Prompt: Can you rewrite all the records below, replacing every "Circle shape" with "Round shape" and leaving everything else unchanged?

Data in this exercise:
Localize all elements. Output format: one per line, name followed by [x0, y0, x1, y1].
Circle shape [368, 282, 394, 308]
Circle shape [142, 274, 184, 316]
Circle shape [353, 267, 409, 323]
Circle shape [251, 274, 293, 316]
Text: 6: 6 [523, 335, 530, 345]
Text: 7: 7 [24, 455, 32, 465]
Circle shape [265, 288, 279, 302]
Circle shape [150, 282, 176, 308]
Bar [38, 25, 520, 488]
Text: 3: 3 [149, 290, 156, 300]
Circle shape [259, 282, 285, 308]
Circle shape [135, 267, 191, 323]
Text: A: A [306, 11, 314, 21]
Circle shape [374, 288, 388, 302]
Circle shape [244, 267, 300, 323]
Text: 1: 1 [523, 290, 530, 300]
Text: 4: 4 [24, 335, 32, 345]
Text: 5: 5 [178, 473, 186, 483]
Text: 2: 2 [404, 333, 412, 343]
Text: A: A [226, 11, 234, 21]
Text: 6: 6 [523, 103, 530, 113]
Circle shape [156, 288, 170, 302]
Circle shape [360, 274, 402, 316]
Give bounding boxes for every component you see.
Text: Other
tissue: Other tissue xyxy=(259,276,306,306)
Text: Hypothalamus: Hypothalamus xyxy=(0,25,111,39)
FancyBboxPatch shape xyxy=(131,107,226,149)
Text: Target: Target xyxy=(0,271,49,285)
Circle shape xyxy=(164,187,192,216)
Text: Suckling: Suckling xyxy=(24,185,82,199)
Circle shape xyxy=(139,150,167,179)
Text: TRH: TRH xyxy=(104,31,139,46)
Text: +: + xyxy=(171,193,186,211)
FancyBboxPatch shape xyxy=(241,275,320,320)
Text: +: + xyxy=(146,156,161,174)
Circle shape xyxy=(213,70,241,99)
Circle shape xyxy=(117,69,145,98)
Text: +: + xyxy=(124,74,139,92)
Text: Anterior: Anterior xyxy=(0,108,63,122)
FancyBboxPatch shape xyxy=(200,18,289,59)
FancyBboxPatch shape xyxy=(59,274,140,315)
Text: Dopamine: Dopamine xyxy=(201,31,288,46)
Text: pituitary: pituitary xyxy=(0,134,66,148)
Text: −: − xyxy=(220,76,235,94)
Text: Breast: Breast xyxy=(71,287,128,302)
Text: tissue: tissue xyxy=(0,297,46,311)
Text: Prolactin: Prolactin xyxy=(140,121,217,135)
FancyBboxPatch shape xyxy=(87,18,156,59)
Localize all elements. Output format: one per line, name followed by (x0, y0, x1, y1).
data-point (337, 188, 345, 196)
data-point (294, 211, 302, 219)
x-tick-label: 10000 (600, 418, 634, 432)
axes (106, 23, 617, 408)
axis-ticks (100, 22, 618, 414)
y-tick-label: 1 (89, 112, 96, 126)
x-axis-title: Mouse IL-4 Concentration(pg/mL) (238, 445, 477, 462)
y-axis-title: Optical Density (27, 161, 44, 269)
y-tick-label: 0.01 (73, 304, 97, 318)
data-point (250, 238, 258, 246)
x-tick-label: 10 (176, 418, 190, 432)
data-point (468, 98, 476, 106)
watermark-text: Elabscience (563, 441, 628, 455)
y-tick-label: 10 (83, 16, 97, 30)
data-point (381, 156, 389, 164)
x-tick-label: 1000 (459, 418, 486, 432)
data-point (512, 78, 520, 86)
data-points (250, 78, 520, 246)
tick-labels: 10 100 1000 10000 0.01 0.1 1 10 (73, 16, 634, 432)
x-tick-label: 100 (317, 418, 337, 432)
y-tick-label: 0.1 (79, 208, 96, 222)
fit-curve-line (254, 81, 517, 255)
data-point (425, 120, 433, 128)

Final result:
Localize all elements. Output format: one per line, name followed by [x0, y0, x1, y1].
Round shape [368, 282, 394, 308]
Round shape [142, 274, 184, 316]
Round shape [353, 267, 409, 323]
Round shape [251, 274, 293, 316]
Text: 6: 6 [523, 335, 530, 345]
Text: 7: 7 [24, 455, 32, 465]
Round shape [265, 288, 279, 302]
Round shape [150, 282, 176, 308]
Bar [38, 25, 520, 488]
Text: 3: 3 [149, 290, 156, 300]
Round shape [259, 282, 285, 308]
Round shape [135, 267, 191, 323]
Text: A: A [306, 11, 314, 21]
Round shape [374, 288, 388, 302]
Round shape [244, 267, 300, 323]
Text: 1: 1 [523, 290, 530, 300]
Text: 4: 4 [24, 335, 32, 345]
Text: 5: 5 [178, 473, 186, 483]
Text: 2: 2 [404, 333, 412, 343]
Text: A: A [226, 11, 234, 21]
Text: 6: 6 [523, 103, 530, 113]
Round shape [156, 288, 170, 302]
Round shape [360, 274, 402, 316]
Give bounding boxes for every component you see.
Text: Other
tissue: Other tissue xyxy=(259,276,306,306)
Text: Hypothalamus: Hypothalamus xyxy=(0,25,111,39)
FancyBboxPatch shape xyxy=(131,107,226,149)
Text: Target: Target xyxy=(0,271,49,285)
Round shape xyxy=(164,187,192,216)
Text: Suckling: Suckling xyxy=(24,185,82,199)
Round shape xyxy=(139,150,167,179)
Text: TRH: TRH xyxy=(104,31,139,46)
Text: +: + xyxy=(171,193,186,211)
FancyBboxPatch shape xyxy=(241,275,320,320)
Text: +: + xyxy=(146,156,161,174)
Round shape xyxy=(213,70,241,99)
Round shape xyxy=(117,69,145,98)
Text: +: + xyxy=(124,74,139,92)
Text: Anterior: Anterior xyxy=(0,108,63,122)
FancyBboxPatch shape xyxy=(200,18,289,59)
FancyBboxPatch shape xyxy=(59,274,140,315)
Text: Dopamine: Dopamine xyxy=(201,31,288,46)
Text: pituitary: pituitary xyxy=(0,134,66,148)
Text: −: − xyxy=(220,76,235,94)
Text: Breast: Breast xyxy=(71,287,128,302)
Text: tissue: tissue xyxy=(0,297,46,311)
Text: Prolactin: Prolactin xyxy=(140,121,217,135)
FancyBboxPatch shape xyxy=(87,18,156,59)
Localize all elements. Output format: one per line, name followed by (x0, y0, x1, y1).
data-point (337, 188, 345, 196)
data-point (294, 211, 302, 219)
x-tick-label: 10000 (600, 418, 634, 432)
axes (106, 23, 617, 408)
axis-ticks (100, 22, 618, 414)
y-tick-label: 1 (89, 112, 96, 126)
x-axis-title: Mouse IL-4 Concentration(pg/mL) (238, 445, 477, 462)
y-axis-title: Optical Density (27, 161, 44, 269)
y-tick-label: 0.01 (73, 304, 97, 318)
data-point (250, 238, 258, 246)
x-tick-label: 10 (176, 418, 190, 432)
data-point (468, 98, 476, 106)
watermark-text: Elabscience (563, 441, 628, 455)
y-tick-label: 10 (83, 16, 97, 30)
data-point (381, 156, 389, 164)
x-tick-label: 1000 (459, 418, 486, 432)
data-point (512, 78, 520, 86)
data-points (250, 78, 520, 246)
tick-labels: 10 100 1000 10000 0.01 0.1 1 10 (73, 16, 634, 432)
x-tick-label: 100 (317, 418, 337, 432)
y-tick-label: 0.1 (79, 208, 96, 222)
fit-curve-line (254, 81, 517, 255)
data-point (425, 120, 433, 128)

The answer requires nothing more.